• _Task description_: Transcribe all the records with complete accuracy.

• _Source material_:
- - - - - - -
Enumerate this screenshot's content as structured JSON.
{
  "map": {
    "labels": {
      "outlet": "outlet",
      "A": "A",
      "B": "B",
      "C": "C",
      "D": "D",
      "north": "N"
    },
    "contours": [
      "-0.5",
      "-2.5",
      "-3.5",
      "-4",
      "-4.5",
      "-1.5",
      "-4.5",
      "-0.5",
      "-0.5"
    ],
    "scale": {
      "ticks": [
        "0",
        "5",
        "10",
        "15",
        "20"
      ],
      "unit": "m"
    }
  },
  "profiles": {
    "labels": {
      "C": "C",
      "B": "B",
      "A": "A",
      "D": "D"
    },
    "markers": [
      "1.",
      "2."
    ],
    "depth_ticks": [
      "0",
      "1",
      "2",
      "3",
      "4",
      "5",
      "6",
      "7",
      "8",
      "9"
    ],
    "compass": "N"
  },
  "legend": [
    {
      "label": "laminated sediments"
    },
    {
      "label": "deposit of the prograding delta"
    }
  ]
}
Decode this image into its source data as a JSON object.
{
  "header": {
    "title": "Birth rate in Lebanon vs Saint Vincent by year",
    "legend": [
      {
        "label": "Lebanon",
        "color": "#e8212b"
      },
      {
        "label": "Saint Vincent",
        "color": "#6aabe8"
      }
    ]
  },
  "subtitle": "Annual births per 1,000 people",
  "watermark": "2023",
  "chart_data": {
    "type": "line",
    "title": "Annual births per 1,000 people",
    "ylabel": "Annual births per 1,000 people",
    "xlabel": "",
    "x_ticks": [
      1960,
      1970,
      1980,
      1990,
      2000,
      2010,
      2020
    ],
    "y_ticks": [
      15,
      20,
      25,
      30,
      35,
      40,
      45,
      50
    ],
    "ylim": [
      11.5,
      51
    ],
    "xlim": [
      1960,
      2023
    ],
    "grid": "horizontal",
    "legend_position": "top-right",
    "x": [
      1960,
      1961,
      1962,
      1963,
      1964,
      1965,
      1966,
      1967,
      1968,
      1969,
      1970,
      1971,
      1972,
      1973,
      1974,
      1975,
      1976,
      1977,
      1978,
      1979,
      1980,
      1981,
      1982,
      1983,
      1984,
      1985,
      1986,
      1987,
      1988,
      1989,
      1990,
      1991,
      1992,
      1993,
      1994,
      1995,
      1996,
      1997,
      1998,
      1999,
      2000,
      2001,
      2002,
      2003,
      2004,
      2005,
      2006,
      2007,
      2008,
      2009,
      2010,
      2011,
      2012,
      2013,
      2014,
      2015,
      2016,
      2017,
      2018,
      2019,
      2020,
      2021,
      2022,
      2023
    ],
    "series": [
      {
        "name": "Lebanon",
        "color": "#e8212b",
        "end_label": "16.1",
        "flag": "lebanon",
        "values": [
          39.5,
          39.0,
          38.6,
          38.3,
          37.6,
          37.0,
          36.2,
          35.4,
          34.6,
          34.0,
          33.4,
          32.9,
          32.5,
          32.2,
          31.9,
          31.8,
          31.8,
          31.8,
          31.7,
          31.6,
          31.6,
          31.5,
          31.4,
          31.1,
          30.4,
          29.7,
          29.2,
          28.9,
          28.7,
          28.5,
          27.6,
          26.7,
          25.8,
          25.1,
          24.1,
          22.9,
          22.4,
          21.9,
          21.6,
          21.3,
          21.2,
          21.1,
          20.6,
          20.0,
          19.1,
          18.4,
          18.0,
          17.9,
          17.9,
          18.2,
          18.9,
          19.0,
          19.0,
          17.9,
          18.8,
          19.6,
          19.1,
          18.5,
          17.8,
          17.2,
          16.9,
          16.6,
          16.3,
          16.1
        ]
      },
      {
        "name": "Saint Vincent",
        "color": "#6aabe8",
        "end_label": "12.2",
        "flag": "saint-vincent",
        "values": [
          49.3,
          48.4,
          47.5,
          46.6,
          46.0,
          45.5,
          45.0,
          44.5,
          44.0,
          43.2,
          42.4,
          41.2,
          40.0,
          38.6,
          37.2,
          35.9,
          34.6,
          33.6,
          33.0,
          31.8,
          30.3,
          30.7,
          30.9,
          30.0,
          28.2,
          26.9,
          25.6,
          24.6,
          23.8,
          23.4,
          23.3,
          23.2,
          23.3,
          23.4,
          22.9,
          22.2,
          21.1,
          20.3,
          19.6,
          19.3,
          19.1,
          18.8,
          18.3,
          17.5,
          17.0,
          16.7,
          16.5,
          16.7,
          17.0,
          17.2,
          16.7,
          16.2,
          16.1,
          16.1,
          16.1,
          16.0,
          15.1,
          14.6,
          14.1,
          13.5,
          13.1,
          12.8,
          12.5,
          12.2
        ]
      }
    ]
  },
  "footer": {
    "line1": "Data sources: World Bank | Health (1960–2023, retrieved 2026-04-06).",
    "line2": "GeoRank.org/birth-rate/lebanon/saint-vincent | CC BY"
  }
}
- - - - - - -
• _Task solution_:
Enumerate this screenshot's content as structured JSON.
{
  "map": {
    "labels": {
      "outlet": "outlet",
      "A": "A",
      "B": "B",
      "C": "C",
      "D": "D",
      "north": "N"
    },
    "contours": [
      "-0.5",
      "-2.5",
      "-3.5",
      "-4",
      "-4.5",
      "-1.5",
      "-4.5",
      "-0.5",
      "-0.5"
    ],
    "scale": {
      "ticks": [
        "0",
        "5",
        "10",
        "15",
        "20"
      ],
      "unit": "m"
    }
  },
  "profiles": {
    "labels": {
      "C": "C",
      "B": "B",
      "A": "A",
      "D": "D"
    },
    "markers": [
      "1.",
      "2."
    ],
    "depth_ticks": [
      "0",
      "1",
      "2",
      "3",
      "4",
      "5",
      "6",
      "7",
      "8",
      "9"
    ],
    "compass": "N"
  },
  "legend": [
    {
      "label": "laminated sediments"
    },
    {
      "label": "deposit of the prograding delta"
    }
  ]
}
Decode this image into its source data as a JSON object.
{
  "header": {
    "title": "Birth rate in Lebanon vs Saint Vincent by year",
    "legend": [
      {
        "label": "Lebanon",
        "color": "#e8212b"
      },
      {
        "label": "Saint Vincent",
        "color": "#6aabe8"
      }
    ]
  },
  "subtitle": "Annual births per 1,000 people",
  "watermark": "2023",
  "chart_data": {
    "type": "line",
    "title": "Annual births per 1,000 people",
    "ylabel": "Annual births per 1,000 people",
    "xlabel": "",
    "x_ticks": [
      1960,
      1970,
      1980,
      1990,
      2000,
      2010,
      2020
    ],
    "y_ticks": [
      15,
      20,
      25,
      30,
      35,
      40,
      45,
      50
    ],
    "ylim": [
      11.5,
      51
    ],
    "xlim": [
      1960,
      2023
    ],
    "grid": "horizontal",
    "legend_position": "top-right",
    "x": [
      1960,
      1961,
      1962,
      1963,
      1964,
      1965,
      1966,
      1967,
      1968,
      1969,
      1970,
      1971,
      1972,
      1973,
      1974,
      1975,
      1976,
      1977,
      1978,
      1979,
      1980,
      1981,
      1982,
      1983,
      1984,
      1985,
      1986,
      1987,
      1988,
      1989,
      1990,
      1991,
      1992,
      1993,
      1994,
      1995,
      1996,
      1997,
      1998,
      1999,
      2000,
      2001,
      2002,
      2003,
      2004,
      2005,
      2006,
      2007,
      2008,
      2009,
      2010,
      2011,
      2012,
      2013,
      2014,
      2015,
      2016,
      2017,
      2018,
      2019,
      2020,
      2021,
      2022,
      2023
    ],
    "series": [
      {
        "name": "Lebanon",
        "color": "#e8212b",
        "end_label": "16.1",
        "flag": "lebanon",
        "values": [
          39.5,
          39.0,
          38.6,
          38.3,
          37.6,
          37.0,
          36.2,
          35.4,
          34.6,
          34.0,
          33.4,
          32.9,
          32.5,
          32.2,
          31.9,
          31.8,
          31.8,
          31.8,
          31.7,
          31.6,
          31.6,
          31.5,
          31.4,
          31.1,
          30.4,
          29.7,
          29.2,
          28.9,
          28.7,
          28.5,
          27.6,
          26.7,
          25.8,
          25.1,
          24.1,
          22.9,
          22.4,
          21.9,
          21.6,
          21.3,
          21.2,
          21.1,
          20.6,
          20.0,
          19.1,
          18.4,
          18.0,
          17.9,
          17.9,
          18.2,
          18.9,
          19.0,
          19.0,
          17.9,
          18.8,
          19.6,
          19.1,
          18.5,
          17.8,
          17.2,
          16.9,
          16.6,
          16.3,
          16.1
        ]
      },
      {
        "name": "Saint Vincent",
        "color": "#6aabe8",
        "end_label": "12.2",
        "flag": "saint-vincent",
        "values": [
          49.3,
          48.4,
          47.5,
          46.6,
          46.0,
          45.5,
          45.0,
          44.5,
          44.0,
          43.2,
          42.4,
          41.2,
          40.0,
          38.6,
          37.2,
          35.9,
          34.6,
          33.6,
          33.0,
          31.8,
          30.3,
          30.7,
          30.9,
          30.0,
          28.2,
          26.9,
          25.6,
          24.6,
          23.8,
          23.4,
          23.3,
          23.2,
          23.3,
          23.4,
          22.9,
          22.2,
          21.1,
          20.3,
          19.6,
          19.3,
          19.1,
          18.8,
          18.3,
          17.5,
          17.0,
          16.7,
          16.5,
          16.7,
          17.0,
          17.2,
          16.7,
          16.2,
          16.1,
          16.1,
          16.1,
          16.0,
          15.1,
          14.6,
          14.1,
          13.5,
          13.1,
          12.8,
          12.5,
          12.2
        ]
      }
    ]
  },
  "footer": {
    "line1": "Data sources: World Bank | Health (1960–2023, retrieved 2026-04-06).",
    "line2": "GeoRank.org/birth-rate/lebanon/saint-vincent | CC BY"
  }
}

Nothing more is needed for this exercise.